#### [WHAT TO DO]
Pull out every line with the word "Persistent".

--- BEGIN DATA ROWS ---

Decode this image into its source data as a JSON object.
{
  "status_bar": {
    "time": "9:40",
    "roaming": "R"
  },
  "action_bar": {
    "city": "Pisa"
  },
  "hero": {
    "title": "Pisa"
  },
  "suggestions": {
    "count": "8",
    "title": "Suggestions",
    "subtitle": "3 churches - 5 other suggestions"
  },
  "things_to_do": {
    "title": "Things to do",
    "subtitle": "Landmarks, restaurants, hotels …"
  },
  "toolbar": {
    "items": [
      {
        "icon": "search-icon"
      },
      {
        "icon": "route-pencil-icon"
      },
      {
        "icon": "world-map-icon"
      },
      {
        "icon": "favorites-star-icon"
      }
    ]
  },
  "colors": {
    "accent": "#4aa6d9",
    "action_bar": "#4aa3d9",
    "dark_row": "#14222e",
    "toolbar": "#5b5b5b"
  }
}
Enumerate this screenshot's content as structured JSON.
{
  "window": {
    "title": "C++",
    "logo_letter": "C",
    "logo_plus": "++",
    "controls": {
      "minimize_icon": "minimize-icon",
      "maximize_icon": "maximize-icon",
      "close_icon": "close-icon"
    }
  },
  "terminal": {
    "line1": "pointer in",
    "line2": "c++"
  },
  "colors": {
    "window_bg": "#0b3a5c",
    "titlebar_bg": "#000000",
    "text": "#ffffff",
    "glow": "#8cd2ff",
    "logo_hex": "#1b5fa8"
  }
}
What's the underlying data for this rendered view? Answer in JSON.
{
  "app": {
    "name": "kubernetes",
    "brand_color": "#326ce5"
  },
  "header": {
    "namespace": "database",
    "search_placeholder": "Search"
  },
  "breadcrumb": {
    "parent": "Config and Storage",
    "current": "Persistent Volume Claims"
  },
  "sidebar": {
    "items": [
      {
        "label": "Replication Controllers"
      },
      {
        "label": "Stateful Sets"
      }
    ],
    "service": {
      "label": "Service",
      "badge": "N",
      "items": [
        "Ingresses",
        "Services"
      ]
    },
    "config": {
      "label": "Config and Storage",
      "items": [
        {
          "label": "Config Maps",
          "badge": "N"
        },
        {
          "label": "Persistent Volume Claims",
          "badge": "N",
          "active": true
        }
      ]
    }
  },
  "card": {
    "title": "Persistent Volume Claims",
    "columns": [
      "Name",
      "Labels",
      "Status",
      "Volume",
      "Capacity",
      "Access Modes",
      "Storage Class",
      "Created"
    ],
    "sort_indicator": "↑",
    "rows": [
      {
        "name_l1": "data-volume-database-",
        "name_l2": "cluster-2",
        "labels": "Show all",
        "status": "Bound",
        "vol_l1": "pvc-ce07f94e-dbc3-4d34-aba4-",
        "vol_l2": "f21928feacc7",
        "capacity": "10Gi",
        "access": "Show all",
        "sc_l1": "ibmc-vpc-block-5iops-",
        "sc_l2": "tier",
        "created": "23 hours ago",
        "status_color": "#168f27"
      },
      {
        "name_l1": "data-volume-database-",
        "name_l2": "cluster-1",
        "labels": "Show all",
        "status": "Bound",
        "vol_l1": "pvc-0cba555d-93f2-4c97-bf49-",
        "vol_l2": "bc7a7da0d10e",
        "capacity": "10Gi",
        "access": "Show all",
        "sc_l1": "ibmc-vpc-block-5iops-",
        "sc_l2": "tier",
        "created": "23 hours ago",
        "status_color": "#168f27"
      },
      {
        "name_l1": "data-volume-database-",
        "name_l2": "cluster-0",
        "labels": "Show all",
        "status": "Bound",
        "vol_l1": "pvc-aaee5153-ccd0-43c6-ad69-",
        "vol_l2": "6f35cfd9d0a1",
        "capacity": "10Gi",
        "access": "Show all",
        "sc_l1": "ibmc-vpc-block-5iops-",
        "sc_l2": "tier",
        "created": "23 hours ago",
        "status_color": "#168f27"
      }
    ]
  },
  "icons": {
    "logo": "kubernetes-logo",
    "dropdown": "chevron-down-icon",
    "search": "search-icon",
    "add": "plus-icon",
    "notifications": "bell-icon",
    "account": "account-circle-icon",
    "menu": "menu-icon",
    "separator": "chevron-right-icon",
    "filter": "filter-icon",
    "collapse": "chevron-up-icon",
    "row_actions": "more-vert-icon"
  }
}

--- END DATA ROWS ---

#### [WRITTEN SOLUTION]
    "current": "Persistent Volume Claims"
          "label": "Persistent Volume Claims",
    "title": "Persistent Volume Claims",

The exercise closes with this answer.